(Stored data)
+++
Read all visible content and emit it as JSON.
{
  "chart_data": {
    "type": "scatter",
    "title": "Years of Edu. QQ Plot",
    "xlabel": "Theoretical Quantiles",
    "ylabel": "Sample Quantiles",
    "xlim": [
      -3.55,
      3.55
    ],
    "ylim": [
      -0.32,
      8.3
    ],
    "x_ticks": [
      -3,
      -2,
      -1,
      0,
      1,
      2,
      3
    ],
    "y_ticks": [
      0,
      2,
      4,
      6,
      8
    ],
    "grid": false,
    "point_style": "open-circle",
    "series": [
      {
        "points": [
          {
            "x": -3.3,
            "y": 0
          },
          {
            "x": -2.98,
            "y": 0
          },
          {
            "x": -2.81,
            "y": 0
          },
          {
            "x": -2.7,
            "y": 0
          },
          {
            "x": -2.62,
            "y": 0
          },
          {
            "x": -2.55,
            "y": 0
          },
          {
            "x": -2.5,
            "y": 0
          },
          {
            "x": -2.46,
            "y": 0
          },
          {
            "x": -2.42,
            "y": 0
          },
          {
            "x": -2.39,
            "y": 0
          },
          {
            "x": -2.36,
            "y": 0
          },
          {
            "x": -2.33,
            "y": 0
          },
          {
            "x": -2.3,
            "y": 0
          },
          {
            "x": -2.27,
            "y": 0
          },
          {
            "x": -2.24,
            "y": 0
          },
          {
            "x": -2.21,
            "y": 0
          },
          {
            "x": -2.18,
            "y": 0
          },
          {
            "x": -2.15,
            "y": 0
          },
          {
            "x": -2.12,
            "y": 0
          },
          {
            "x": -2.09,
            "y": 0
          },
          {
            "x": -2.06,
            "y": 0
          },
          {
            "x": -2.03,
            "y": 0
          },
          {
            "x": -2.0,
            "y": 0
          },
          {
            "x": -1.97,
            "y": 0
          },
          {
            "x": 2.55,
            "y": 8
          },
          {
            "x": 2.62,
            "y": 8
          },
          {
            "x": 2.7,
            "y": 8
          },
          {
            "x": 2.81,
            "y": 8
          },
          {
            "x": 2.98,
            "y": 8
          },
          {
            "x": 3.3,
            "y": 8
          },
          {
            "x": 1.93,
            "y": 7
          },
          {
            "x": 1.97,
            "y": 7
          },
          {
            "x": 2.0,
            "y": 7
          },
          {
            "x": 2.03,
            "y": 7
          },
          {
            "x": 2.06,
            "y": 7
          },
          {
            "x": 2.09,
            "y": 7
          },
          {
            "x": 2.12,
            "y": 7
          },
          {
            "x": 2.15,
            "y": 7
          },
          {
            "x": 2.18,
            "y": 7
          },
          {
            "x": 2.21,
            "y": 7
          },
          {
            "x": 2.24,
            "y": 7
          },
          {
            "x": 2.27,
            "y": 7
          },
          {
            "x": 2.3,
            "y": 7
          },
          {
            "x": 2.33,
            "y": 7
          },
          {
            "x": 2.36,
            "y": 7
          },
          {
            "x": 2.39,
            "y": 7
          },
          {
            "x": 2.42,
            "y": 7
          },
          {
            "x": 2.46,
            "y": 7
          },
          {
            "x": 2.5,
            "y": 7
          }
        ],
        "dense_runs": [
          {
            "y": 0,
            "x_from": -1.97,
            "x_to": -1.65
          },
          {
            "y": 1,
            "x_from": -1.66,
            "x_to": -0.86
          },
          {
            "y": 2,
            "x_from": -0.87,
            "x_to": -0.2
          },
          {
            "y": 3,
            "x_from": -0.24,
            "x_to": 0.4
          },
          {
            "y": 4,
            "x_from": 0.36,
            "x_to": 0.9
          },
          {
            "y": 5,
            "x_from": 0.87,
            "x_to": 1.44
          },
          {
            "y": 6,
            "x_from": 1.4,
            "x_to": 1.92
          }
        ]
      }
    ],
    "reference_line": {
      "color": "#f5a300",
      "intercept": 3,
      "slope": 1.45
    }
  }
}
+++
• **Written instruction**:
Word for word, write out all of the data above.

• **Finished exercise**:
Read all visible content and emit it as JSON.
{
  "chart_data": {
    "type": "scatter",
    "title": "Years of Edu. QQ Plot",
    "xlabel": "Theoretical Quantiles",
    "ylabel": "Sample Quantiles",
    "xlim": [
      -3.55,
      3.55
    ],
    "ylim": [
      -0.32,
      8.3
    ],
    "x_ticks": [
      -3,
      -2,
      -1,
      0,
      1,
      2,
      3
    ],
    "y_ticks": [
      0,
      2,
      4,
      6,
      8
    ],
    "grid": false,
    "point_style": "open-circle",
    "series": [
      {
        "points": [
          {
            "x": -3.3,
            "y": 0
          },
          {
            "x": -2.98,
            "y": 0
          },
          {
            "x": -2.81,
            "y": 0
          },
          {
            "x": -2.7,
            "y": 0
          },
          {
            "x": -2.62,
            "y": 0
          },
          {
            "x": -2.55,
            "y": 0
          },
          {
            "x": -2.5,
            "y": 0
          },
          {
            "x": -2.46,
            "y": 0
          },
          {
            "x": -2.42,
            "y": 0
          },
          {
            "x": -2.39,
            "y": 0
          },
          {
            "x": -2.36,
            "y": 0
          },
          {
            "x": -2.33,
            "y": 0
          },
          {
            "x": -2.3,
            "y": 0
          },
          {
            "x": -2.27,
            "y": 0
          },
          {
            "x": -2.24,
            "y": 0
          },
          {
            "x": -2.21,
            "y": 0
          },
          {
            "x": -2.18,
            "y": 0
          },
          {
            "x": -2.15,
            "y": 0
          },
          {
            "x": -2.12,
            "y": 0
          },
          {
            "x": -2.09,
            "y": 0
          },
          {
            "x": -2.06,
            "y": 0
          },
          {
            "x": -2.03,
            "y": 0
          },
          {
            "x": -2.0,
            "y": 0
          },
          {
            "x": -1.97,
            "y": 0
          },
          {
            "x": 2.55,
            "y": 8
          },
          {
            "x": 2.62,
            "y": 8
          },
          {
            "x": 2.7,
            "y": 8
          },
          {
            "x": 2.81,
            "y": 8
          },
          {
            "x": 2.98,
            "y": 8
          },
          {
            "x": 3.3,
            "y": 8
          },
          {
            "x": 1.93,
            "y": 7
          },
          {
            "x": 1.97,
            "y": 7
          },
          {
            "x": 2.0,
            "y": 7
          },
          {
            "x": 2.03,
            "y": 7
          },
          {
            "x": 2.06,
            "y": 7
          },
          {
            "x": 2.09,
            "y": 7
          },
          {
            "x": 2.12,
            "y": 7
          },
          {
            "x": 2.15,
            "y": 7
          },
          {
            "x": 2.18,
            "y": 7
          },
          {
            "x": 2.21,
            "y": 7
          },
          {
            "x": 2.24,
            "y": 7
          },
          {
            "x": 2.27,
            "y": 7
          },
          {
            "x": 2.3,
            "y": 7
          },
          {
            "x": 2.33,
            "y": 7
          },
          {
            "x": 2.36,
            "y": 7
          },
          {
            "x": 2.39,
            "y": 7
          },
          {
            "x": 2.42,
            "y": 7
          },
          {
            "x": 2.46,
            "y": 7
          },
          {
            "x": 2.5,
            "y": 7
          }
        ],
        "dense_runs": [
          {
            "y": 0,
            "x_from": -1.97,
            "x_to": -1.65
          },
          {
            "y": 1,
            "x_from": -1.66,
            "x_to": -0.86
          },
          {
            "y": 2,
            "x_from": -0.87,
            "x_to": -0.2
          },
          {
            "y": 3,
            "x_from": -0.24,
            "x_to": 0.4
          },
          {
            "y": 4,
            "x_from": 0.36,
            "x_to": 0.9
          },
          {
            "y": 5,
            "x_from": 0.87,
            "x_to": 1.44
          },
          {
            "y": 6,
            "x_from": 1.4,
            "x_to": 1.92
          }
        ]
      }
    ],
    "reference_line": {
      "color": "#f5a300",
      "intercept": 3,
      "slope": 1.45
    }
  }
}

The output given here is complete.